--- Set problem ---
In the data below, find each line containing the string "color" and return it.

______

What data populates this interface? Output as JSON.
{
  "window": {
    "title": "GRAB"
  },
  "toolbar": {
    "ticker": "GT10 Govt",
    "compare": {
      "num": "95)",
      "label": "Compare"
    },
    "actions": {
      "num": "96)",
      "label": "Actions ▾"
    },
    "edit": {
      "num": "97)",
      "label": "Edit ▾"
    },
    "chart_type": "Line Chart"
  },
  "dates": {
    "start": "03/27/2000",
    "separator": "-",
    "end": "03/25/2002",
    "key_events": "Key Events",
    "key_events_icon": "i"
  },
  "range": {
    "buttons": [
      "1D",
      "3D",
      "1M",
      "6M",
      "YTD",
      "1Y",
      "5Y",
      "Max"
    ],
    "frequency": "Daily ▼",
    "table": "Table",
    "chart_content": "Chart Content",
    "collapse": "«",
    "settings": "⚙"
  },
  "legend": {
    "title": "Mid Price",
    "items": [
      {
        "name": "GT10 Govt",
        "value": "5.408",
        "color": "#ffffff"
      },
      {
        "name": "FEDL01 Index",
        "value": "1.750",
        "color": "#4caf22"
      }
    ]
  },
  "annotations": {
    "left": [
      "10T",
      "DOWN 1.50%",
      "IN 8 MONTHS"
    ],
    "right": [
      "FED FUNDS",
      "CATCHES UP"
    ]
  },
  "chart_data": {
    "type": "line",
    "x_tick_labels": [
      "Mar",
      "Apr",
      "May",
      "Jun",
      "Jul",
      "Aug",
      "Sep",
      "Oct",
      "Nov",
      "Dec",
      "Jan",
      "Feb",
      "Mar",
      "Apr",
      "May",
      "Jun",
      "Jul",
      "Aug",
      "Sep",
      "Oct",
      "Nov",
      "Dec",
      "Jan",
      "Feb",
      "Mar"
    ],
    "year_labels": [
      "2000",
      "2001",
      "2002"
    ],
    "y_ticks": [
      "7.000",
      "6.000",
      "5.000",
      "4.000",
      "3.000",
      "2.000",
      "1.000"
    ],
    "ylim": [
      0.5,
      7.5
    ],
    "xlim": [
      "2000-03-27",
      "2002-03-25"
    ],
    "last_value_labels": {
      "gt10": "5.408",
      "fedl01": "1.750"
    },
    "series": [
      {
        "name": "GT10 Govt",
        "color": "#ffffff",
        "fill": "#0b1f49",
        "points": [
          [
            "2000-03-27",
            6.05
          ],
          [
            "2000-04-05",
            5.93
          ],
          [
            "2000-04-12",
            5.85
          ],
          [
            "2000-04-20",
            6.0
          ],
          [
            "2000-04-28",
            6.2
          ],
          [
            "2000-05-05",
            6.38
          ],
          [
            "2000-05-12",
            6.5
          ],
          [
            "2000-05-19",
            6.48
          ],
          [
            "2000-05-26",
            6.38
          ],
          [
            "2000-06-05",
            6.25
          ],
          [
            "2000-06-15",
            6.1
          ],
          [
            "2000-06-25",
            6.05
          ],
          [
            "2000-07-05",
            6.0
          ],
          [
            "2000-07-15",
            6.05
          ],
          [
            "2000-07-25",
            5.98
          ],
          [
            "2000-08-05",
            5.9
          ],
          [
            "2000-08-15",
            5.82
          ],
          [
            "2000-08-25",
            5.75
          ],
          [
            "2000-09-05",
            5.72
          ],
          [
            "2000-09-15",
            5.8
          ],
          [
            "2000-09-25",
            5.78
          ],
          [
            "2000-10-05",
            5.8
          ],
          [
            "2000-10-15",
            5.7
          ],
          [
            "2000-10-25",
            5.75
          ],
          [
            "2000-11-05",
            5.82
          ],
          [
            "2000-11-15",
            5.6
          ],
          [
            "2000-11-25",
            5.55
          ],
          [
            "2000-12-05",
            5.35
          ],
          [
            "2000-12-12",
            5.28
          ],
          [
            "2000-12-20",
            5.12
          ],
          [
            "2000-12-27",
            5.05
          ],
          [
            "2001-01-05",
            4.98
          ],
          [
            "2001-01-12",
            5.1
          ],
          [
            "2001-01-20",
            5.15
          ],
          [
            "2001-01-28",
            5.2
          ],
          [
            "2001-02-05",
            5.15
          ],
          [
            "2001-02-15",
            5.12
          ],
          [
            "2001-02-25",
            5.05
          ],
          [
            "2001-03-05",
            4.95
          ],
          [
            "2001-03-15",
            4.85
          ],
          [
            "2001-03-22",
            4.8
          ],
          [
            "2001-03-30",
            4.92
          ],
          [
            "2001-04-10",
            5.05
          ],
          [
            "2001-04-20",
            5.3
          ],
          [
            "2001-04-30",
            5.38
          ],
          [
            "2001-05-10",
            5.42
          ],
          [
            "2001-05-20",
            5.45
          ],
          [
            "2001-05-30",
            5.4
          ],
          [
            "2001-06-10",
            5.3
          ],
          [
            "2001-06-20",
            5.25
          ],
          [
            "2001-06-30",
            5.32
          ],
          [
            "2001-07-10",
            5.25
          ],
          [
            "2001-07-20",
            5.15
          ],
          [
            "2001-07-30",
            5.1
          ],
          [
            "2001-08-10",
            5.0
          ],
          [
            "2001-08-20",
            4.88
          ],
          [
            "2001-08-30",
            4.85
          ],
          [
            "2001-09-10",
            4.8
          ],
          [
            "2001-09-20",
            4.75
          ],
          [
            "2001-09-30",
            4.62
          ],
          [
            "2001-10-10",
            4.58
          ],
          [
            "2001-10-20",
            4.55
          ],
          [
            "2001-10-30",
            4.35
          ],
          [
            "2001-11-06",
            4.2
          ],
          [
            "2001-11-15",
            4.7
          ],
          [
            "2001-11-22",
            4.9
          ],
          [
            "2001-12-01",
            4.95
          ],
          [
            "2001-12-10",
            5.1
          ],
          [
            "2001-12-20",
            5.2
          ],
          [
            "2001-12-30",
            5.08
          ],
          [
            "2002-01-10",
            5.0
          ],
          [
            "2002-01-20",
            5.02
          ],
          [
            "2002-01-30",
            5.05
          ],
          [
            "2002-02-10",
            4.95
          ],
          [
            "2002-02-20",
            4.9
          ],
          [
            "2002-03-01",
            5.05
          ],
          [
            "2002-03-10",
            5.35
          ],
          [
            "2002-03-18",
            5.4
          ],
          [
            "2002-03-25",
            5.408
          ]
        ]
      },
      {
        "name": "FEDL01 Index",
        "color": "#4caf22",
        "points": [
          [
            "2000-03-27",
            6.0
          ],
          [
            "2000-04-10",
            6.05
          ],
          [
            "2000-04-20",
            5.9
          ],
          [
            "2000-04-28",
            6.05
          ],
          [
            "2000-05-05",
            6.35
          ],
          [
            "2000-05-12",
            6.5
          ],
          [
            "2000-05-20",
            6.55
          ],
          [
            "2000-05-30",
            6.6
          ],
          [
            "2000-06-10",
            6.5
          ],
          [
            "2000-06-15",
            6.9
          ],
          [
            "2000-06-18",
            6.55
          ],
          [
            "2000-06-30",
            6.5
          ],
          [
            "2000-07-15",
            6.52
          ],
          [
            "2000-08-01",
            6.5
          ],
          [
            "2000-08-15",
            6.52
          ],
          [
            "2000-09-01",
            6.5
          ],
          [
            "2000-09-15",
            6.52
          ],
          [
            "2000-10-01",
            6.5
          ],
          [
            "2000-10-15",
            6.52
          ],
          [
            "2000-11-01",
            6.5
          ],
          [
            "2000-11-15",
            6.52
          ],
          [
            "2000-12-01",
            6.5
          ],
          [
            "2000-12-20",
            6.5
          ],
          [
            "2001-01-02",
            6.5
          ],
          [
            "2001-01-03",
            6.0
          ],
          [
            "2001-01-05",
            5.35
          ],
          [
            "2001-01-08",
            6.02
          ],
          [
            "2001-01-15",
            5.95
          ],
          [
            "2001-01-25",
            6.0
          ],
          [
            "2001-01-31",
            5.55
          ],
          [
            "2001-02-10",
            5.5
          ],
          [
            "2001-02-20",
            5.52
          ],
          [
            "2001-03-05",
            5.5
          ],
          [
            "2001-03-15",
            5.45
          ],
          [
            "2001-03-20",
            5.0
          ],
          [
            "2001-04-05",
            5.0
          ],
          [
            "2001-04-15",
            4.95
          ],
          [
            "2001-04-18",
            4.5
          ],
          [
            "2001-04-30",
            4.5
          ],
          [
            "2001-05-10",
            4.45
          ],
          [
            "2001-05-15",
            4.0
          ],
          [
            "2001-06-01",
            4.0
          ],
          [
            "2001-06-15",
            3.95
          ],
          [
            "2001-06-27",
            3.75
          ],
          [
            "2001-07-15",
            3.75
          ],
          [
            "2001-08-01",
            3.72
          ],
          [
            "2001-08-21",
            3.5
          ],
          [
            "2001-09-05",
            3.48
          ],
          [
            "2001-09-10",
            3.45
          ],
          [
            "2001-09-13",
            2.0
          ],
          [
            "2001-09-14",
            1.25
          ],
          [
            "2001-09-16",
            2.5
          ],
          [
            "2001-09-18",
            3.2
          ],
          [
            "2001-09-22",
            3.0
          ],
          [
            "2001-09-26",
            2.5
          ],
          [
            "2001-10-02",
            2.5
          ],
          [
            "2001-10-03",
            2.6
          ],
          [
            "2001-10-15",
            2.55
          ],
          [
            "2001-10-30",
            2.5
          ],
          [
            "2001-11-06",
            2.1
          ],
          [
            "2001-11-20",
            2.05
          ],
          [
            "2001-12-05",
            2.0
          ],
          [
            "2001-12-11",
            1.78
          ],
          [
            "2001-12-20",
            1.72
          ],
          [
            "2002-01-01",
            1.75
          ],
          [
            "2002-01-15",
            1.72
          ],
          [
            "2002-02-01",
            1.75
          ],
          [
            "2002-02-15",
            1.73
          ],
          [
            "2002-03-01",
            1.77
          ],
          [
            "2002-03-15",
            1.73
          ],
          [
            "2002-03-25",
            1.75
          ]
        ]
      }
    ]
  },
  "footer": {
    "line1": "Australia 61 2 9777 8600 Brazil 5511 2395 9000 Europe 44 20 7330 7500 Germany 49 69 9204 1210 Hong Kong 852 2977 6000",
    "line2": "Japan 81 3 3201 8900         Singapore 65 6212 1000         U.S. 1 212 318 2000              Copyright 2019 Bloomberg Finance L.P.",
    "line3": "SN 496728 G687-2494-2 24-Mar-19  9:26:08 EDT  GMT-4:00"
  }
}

______

--- The reply ---
        "color": "#ffffff"
        "color": "#4caf22"
        "color": "#ffffff",
        "color": "#4caf22",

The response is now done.